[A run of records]

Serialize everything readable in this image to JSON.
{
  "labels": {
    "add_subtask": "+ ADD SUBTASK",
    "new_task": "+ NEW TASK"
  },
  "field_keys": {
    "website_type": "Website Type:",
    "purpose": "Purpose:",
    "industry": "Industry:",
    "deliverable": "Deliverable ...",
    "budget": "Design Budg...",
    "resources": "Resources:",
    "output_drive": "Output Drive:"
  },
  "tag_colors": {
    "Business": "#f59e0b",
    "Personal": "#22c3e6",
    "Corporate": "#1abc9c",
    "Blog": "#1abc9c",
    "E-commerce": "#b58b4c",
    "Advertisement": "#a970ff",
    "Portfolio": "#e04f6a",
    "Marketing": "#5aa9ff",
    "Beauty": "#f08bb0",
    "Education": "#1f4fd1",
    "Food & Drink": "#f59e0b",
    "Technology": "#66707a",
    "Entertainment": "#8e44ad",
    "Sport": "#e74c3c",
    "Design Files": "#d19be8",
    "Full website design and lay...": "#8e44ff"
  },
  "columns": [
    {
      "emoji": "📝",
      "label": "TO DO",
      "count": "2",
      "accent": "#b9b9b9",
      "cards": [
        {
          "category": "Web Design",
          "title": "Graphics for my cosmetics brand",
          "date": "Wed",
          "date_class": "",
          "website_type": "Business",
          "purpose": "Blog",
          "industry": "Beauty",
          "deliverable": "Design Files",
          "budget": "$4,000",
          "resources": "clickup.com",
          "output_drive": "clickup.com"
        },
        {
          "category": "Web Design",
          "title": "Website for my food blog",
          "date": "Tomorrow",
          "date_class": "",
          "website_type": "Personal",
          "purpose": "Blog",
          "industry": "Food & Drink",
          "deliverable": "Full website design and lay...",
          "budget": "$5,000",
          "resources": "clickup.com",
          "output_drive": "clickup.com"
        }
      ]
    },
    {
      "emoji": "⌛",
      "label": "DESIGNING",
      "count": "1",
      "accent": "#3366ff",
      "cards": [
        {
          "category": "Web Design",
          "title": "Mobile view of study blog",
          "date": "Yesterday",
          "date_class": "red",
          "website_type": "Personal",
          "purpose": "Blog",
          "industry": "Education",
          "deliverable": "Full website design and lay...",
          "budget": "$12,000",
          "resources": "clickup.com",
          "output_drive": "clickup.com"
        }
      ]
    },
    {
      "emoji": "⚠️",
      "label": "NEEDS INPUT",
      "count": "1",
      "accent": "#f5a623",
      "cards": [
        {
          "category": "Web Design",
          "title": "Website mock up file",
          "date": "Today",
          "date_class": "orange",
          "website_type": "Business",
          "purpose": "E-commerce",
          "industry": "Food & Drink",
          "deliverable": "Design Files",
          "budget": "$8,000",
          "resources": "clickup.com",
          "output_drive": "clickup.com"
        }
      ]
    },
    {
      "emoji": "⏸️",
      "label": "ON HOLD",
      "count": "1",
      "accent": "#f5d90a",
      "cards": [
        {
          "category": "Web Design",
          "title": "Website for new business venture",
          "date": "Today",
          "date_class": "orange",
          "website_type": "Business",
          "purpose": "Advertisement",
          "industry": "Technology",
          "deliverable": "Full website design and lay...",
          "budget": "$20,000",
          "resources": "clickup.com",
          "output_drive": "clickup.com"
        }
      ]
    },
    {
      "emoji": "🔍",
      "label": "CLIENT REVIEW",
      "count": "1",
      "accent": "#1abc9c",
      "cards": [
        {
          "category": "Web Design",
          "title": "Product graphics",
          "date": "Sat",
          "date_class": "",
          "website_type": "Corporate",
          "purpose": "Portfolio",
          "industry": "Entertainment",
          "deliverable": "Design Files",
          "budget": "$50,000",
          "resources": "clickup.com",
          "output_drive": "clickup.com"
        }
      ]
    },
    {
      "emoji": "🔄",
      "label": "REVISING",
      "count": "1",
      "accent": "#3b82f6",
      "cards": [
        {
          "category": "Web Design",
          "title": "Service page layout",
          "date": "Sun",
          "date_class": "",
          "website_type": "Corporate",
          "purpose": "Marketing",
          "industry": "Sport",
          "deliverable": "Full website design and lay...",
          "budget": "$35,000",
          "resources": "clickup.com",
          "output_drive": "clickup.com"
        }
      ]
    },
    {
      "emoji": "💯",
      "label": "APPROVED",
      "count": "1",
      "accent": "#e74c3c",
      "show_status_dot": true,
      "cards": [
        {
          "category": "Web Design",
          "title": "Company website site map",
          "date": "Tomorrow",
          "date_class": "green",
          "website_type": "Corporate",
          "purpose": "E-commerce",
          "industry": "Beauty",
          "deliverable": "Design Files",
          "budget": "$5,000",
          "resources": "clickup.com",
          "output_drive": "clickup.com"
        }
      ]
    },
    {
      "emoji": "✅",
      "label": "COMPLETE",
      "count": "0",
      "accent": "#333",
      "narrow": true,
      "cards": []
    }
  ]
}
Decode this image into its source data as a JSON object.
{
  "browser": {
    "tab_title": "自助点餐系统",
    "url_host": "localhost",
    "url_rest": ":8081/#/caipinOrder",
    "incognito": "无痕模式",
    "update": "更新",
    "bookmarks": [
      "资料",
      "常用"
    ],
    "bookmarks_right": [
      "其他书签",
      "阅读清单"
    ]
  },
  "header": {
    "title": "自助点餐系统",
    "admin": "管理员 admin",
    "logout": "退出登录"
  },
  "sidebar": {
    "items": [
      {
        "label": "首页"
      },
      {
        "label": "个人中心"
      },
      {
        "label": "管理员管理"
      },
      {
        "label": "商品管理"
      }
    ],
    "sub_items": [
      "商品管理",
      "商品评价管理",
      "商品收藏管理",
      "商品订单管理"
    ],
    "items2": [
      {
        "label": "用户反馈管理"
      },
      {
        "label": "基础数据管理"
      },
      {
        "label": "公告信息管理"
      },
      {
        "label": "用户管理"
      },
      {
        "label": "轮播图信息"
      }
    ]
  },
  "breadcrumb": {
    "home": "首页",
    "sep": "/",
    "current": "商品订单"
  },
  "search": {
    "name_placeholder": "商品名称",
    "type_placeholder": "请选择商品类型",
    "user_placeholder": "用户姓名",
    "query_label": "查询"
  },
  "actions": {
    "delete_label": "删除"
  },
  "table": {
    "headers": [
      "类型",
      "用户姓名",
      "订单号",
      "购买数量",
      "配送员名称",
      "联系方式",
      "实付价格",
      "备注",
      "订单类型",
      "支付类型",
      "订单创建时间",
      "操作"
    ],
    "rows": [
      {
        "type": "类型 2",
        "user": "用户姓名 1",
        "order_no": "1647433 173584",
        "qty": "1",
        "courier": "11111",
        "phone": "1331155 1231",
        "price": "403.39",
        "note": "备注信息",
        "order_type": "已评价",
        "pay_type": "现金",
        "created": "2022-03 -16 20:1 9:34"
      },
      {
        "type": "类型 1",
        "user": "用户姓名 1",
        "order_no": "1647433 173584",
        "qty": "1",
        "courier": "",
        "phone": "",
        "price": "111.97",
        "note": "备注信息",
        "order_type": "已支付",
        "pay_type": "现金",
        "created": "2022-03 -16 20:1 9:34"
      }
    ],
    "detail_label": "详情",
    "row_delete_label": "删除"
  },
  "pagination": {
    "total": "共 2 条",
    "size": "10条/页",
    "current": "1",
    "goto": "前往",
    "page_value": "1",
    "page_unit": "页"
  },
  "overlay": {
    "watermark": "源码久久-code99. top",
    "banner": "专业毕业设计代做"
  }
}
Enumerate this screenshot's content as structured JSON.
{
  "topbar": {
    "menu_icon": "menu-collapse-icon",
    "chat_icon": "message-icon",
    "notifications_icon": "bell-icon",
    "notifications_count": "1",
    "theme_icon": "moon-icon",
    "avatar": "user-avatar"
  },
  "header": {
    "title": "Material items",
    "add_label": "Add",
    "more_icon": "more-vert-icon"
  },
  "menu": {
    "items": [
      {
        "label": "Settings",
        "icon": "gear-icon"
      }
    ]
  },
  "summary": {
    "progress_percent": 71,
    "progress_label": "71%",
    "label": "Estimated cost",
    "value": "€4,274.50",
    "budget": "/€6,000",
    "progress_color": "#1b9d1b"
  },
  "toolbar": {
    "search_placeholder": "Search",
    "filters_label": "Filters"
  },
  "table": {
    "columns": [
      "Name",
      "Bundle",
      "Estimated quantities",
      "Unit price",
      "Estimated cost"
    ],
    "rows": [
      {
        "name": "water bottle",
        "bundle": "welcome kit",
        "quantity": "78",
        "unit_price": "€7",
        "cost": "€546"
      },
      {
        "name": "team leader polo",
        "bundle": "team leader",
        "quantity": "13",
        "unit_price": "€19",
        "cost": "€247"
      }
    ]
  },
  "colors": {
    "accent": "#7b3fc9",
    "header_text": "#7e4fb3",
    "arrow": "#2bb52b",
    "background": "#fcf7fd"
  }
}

● REQUIREMENT
Extract each line from the listing that holds the word "用户姓名".

● RESULT OF THIS TASK
    "user_placeholder": "用户姓名",
      "用户姓名",
        "user": "用户姓名 1",
        "user": "用户姓名 1",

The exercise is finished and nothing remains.